> _WORK TO DO_
Copy everything in the data below exactly except the pictures.

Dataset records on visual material
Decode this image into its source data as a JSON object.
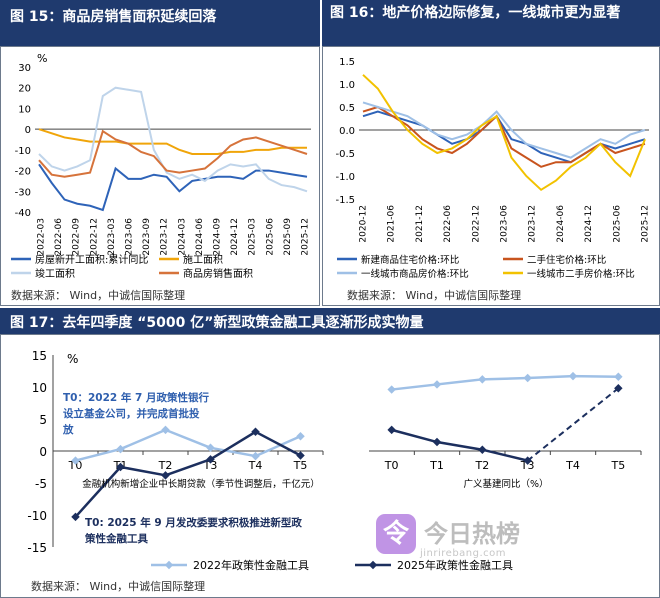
{
  "fig15": {
    "title": "图 15：商品房销售面积延续回落",
    "unit": "%",
    "source": "数据来源： Wind，中诚信国际整理",
    "chart_data": {
      "type": "line",
      "ylim": [
        -40,
        30
      ],
      "yticks": [
        "30",
        "20",
        "10",
        "0",
        "-10",
        "-20",
        "-30",
        "-40"
      ],
      "xticks": [
        "2022-03",
        "2022-06",
        "2022-09",
        "2022-12",
        "2023-03",
        "2023-06",
        "2023-09",
        "2023-12",
        "2024-03",
        "2024-06",
        "2024-09",
        "2024-12",
        "2025-03",
        "2025-06",
        "2025-09",
        "2025-12"
      ],
      "series": [
        {
          "name": "房屋新开工面积:累计同比",
          "color": "#2e63b8",
          "values": [
            -17,
            -26,
            -34,
            -36,
            -37,
            -39,
            -19,
            -24,
            -24,
            -22,
            -23,
            -30,
            -25,
            -24,
            -23,
            -23,
            -24,
            -20,
            -20,
            -21,
            -22,
            -23
          ]
        },
        {
          "name": "施工面积",
          "color": "#f0a50a",
          "values": [
            0,
            -2,
            -4,
            -5,
            -6,
            -6,
            -6,
            -7,
            -7,
            -7,
            -7,
            -10,
            -12,
            -12,
            -12,
            -11,
            -11,
            -10,
            -10,
            -9,
            -9,
            -9
          ]
        },
        {
          "name": "竣工面积",
          "color": "#bfd4ea",
          "values": [
            -12,
            -18,
            -20,
            -18,
            -15,
            16,
            20,
            19,
            18,
            -10,
            -21,
            -24,
            -22,
            -25,
            -20,
            -17,
            -18,
            -17,
            -24,
            -27,
            -28,
            -30
          ]
        },
        {
          "name": "商品房销售面积",
          "color": "#d6733b",
          "values": [
            -15,
            -22,
            -23,
            -22,
            -21,
            -1,
            -5,
            -7,
            -11,
            -13,
            -20,
            -21,
            -20,
            -19,
            -14,
            -8,
            -5,
            -4,
            -6,
            -8,
            -10,
            -12
          ]
        }
      ]
    }
  },
  "fig16": {
    "title": "图 16：地产价格边际修复，一线城市更为显著",
    "source": "数据来源： Wind，中诚信国际整理",
    "chart_data": {
      "type": "line",
      "ylim": [
        -1.5,
        1.5
      ],
      "yticks": [
        "1.5",
        "1.0",
        "0.5",
        "0.0",
        "-0.5",
        "-1.0",
        "-1.5"
      ],
      "xticks": [
        "2020-12",
        "2021-06",
        "2021-12",
        "2022-06",
        "2022-12",
        "2023-06",
        "2023-12",
        "2024-06",
        "2024-12",
        "2025-06",
        "2025-12"
      ],
      "series": [
        {
          "name": "新建商品住宅价格:环比",
          "color": "#2e63b8",
          "values": [
            0.3,
            0.4,
            0.3,
            0.2,
            0.1,
            -0.1,
            -0.3,
            -0.2,
            0.0,
            0.3,
            -0.2,
            -0.3,
            -0.5,
            -0.6,
            -0.7,
            -0.5,
            -0.3,
            -0.4,
            -0.3,
            -0.2
          ]
        },
        {
          "name": "二手住宅价格:环比",
          "color": "#c8541e",
          "values": [
            0.4,
            0.5,
            0.3,
            0.1,
            -0.2,
            -0.4,
            -0.5,
            -0.3,
            0.0,
            0.3,
            -0.4,
            -0.6,
            -0.8,
            -0.7,
            -0.7,
            -0.5,
            -0.3,
            -0.5,
            -0.4,
            -0.3
          ]
        },
        {
          "name": "一线城市商品房价格:环比",
          "color": "#9fc0e6",
          "values": [
            0.6,
            0.5,
            0.4,
            0.3,
            0.1,
            -0.1,
            -0.2,
            -0.1,
            0.1,
            0.4,
            0.0,
            -0.3,
            -0.4,
            -0.5,
            -0.6,
            -0.4,
            -0.2,
            -0.3,
            -0.1,
            0.0
          ]
        },
        {
          "name": "一线城市二手房价格:环比",
          "color": "#f2c200",
          "values": [
            1.2,
            0.9,
            0.4,
            0.0,
            -0.3,
            -0.5,
            -0.4,
            -0.2,
            0.1,
            0.3,
            -0.6,
            -1.0,
            -1.3,
            -1.1,
            -0.8,
            -0.6,
            -0.3,
            -0.7,
            -1.0,
            -0.2
          ]
        }
      ]
    }
  },
  "fig17": {
    "title": "图 17：去年四季度 “5000 亿”新型政策金融工具逐渐形成实物量",
    "unit": "%",
    "source": "数据来源： Wind，中诚信国际整理",
    "annotation1": [
      "T0：2022 年 7 月政策性银行",
      "设立基金公司，并完成首批投",
      "放"
    ],
    "annotation2": [
      "T0:      2025 年 9 月发改委要求积极推进新型政",
      "策性金融工具"
    ],
    "left_xlabel": "金融机构新增企业中长期贷款（季节性调整后，千亿元）",
    "right_xlabel": "广义基建同比（%）",
    "chart_data": {
      "type": "line",
      "ylim": [
        -15,
        15
      ],
      "yticks": [
        "15",
        "10",
        "5",
        "0",
        "-5",
        "-10",
        "-15"
      ],
      "left": {
        "categories": [
          "T0",
          "T1",
          "T2",
          "T3",
          "T4",
          "T5"
        ],
        "series": [
          {
            "name": "2022年政策性金融工具",
            "color": "#9fc0e6",
            "values": [
              -1.5,
              0.3,
              3.3,
              0.5,
              -0.8,
              2.3
            ]
          },
          {
            "name": "2025年政策性金融工具",
            "color": "#1c2f5e",
            "values": [
              -10.3,
              -2.5,
              -3.8,
              -1.3,
              3.0,
              -0.7
            ]
          }
        ]
      },
      "right": {
        "categories": [
          "T0",
          "T1",
          "T2",
          "T3",
          "T4",
          "T5"
        ],
        "series": [
          {
            "name": "2022年政策性金融工具",
            "color": "#9fc0e6",
            "values": [
              9.6,
              10.4,
              11.2,
              11.4,
              11.7,
              11.6
            ]
          },
          {
            "name": "2025年政策性金融工具",
            "color": "#1c2f5e",
            "values": [
              3.3,
              1.4,
              0.2,
              -1.5,
              null,
              9.8
            ]
          }
        ]
      }
    }
  },
  "watermark": {
    "brand": "今日热榜",
    "url": "jinrirebang.com"
  }
}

> _RESPONSE FOR THIS EXERCISE_
Decode this image into its source data as a JSON object.
{
  "fig15": {
    "title": "图 15：商品房销售面积延续回落",
    "unit": "%",
    "source": "数据来源： Wind，中诚信国际整理",
    "chart_data": {
      "type": "line",
      "ylim": [
        -40,
        30
      ],
      "yticks": [
        "30",
        "20",
        "10",
        "0",
        "-10",
        "-20",
        "-30",
        "-40"
      ],
      "xticks": [
        "2022-03",
        "2022-06",
        "2022-09",
        "2022-12",
        "2023-03",
        "2023-06",
        "2023-09",
        "2023-12",
        "2024-03",
        "2024-06",
        "2024-09",
        "2024-12",
        "2025-03",
        "2025-06",
        "2025-09",
        "2025-12"
      ],
      "series": [
        {
          "name": "房屋新开工面积:累计同比",
          "color": "#2e63b8",
          "values": [
            -17,
            -26,
            -34,
            -36,
            -37,
            -39,
            -19,
            -24,
            -24,
            -22,
            -23,
            -30,
            -25,
            -24,
            -23,
            -23,
            -24,
            -20,
            -20,
            -21,
            -22,
            -23
          ]
        },
        {
          "name": "施工面积",
          "color": "#f0a50a",
          "values": [
            0,
            -2,
            -4,
            -5,
            -6,
            -6,
            -6,
            -7,
            -7,
            -7,
            -7,
            -10,
            -12,
            -12,
            -12,
            -11,
            -11,
            -10,
            -10,
            -9,
            -9,
            -9
          ]
        },
        {
          "name": "竣工面积",
          "color": "#bfd4ea",
          "values": [
            -12,
            -18,
            -20,
            -18,
            -15,
            16,
            20,
            19,
            18,
            -10,
            -21,
            -24,
            -22,
            -25,
            -20,
            -17,
            -18,
            -17,
            -24,
            -27,
            -28,
            -30
          ]
        },
        {
          "name": "商品房销售面积",
          "color": "#d6733b",
          "values": [
            -15,
            -22,
            -23,
            -22,
            -21,
            -1,
            -5,
            -7,
            -11,
            -13,
            -20,
            -21,
            -20,
            -19,
            -14,
            -8,
            -5,
            -4,
            -6,
            -8,
            -10,
            -12
          ]
        }
      ]
    }
  },
  "fig16": {
    "title": "图 16：地产价格边际修复，一线城市更为显著",
    "source": "数据来源： Wind，中诚信国际整理",
    "chart_data": {
      "type": "line",
      "ylim": [
        -1.5,
        1.5
      ],
      "yticks": [
        "1.5",
        "1.0",
        "0.5",
        "0.0",
        "-0.5",
        "-1.0",
        "-1.5"
      ],
      "xticks": [
        "2020-12",
        "2021-06",
        "2021-12",
        "2022-06",
        "2022-12",
        "2023-06",
        "2023-12",
        "2024-06",
        "2024-12",
        "2025-06",
        "2025-12"
      ],
      "series": [
        {
          "name": "新建商品住宅价格:环比",
          "color": "#2e63b8",
          "values": [
            0.3,
            0.4,
            0.3,
            0.2,
            0.1,
            -0.1,
            -0.3,
            -0.2,
            0.0,
            0.3,
            -0.2,
            -0.3,
            -0.5,
            -0.6,
            -0.7,
            -0.5,
            -0.3,
            -0.4,
            -0.3,
            -0.2
          ]
        },
        {
          "name": "二手住宅价格:环比",
          "color": "#c8541e",
          "values": [
            0.4,
            0.5,
            0.3,
            0.1,
            -0.2,
            -0.4,
            -0.5,
            -0.3,
            0.0,
            0.3,
            -0.4,
            -0.6,
            -0.8,
            -0.7,
            -0.7,
            -0.5,
            -0.3,
            -0.5,
            -0.4,
            -0.3
          ]
        },
        {
          "name": "一线城市商品房价格:环比",
          "color": "#9fc0e6",
          "values": [
            0.6,
            0.5,
            0.4,
            0.3,
            0.1,
            -0.1,
            -0.2,
            -0.1,
            0.1,
            0.4,
            0.0,
            -0.3,
            -0.4,
            -0.5,
            -0.6,
            -0.4,
            -0.2,
            -0.3,
            -0.1,
            0.0
          ]
        },
        {
          "name": "一线城市二手房价格:环比",
          "color": "#f2c200",
          "values": [
            1.2,
            0.9,
            0.4,
            0.0,
            -0.3,
            -0.5,
            -0.4,
            -0.2,
            0.1,
            0.3,
            -0.6,
            -1.0,
            -1.3,
            -1.1,
            -0.8,
            -0.6,
            -0.3,
            -0.7,
            -1.0,
            -0.2
          ]
        }
      ]
    }
  },
  "fig17": {
    "title": "图 17：去年四季度 “5000 亿”新型政策金融工具逐渐形成实物量",
    "unit": "%",
    "source": "数据来源： Wind，中诚信国际整理",
    "annotation1": [
      "T0：2022 年 7 月政策性银行",
      "设立基金公司，并完成首批投",
      "放"
    ],
    "annotation2": [
      "T0:      2025 年 9 月发改委要求积极推进新型政",
      "策性金融工具"
    ],
    "left_xlabel": "金融机构新增企业中长期贷款（季节性调整后，千亿元）",
    "right_xlabel": "广义基建同比（%）",
    "chart_data": {
      "type": "line",
      "ylim": [
        -15,
        15
      ],
      "yticks": [
        "15",
        "10",
        "5",
        "0",
        "-5",
        "-10",
        "-15"
      ],
      "left": {
        "categories": [
          "T0",
          "T1",
          "T2",
          "T3",
          "T4",
          "T5"
        ],
        "series": [
          {
            "name": "2022年政策性金融工具",
            "color": "#9fc0e6",
            "values": [
              -1.5,
              0.3,
              3.3,
              0.5,
              -0.8,
              2.3
            ]
          },
          {
            "name": "2025年政策性金融工具",
            "color": "#1c2f5e",
            "values": [
              -10.3,
              -2.5,
              -3.8,
              -1.3,
              3.0,
              -0.7
            ]
          }
        ]
      },
      "right": {
        "categories": [
          "T0",
          "T1",
          "T2",
          "T3",
          "T4",
          "T5"
        ],
        "series": [
          {
            "name": "2022年政策性金融工具",
            "color": "#9fc0e6",
            "values": [
              9.6,
              10.4,
              11.2,
              11.4,
              11.7,
              11.6
            ]
          },
          {
            "name": "2025年政策性金融工具",
            "color": "#1c2f5e",
            "values": [
              3.3,
              1.4,
              0.2,
              -1.5,
              null,
              9.8
            ]
          }
        ]
      }
    }
  },
  "watermark": {
    "brand": "今日热榜",
    "url": "jinrirebang.com"
  }
}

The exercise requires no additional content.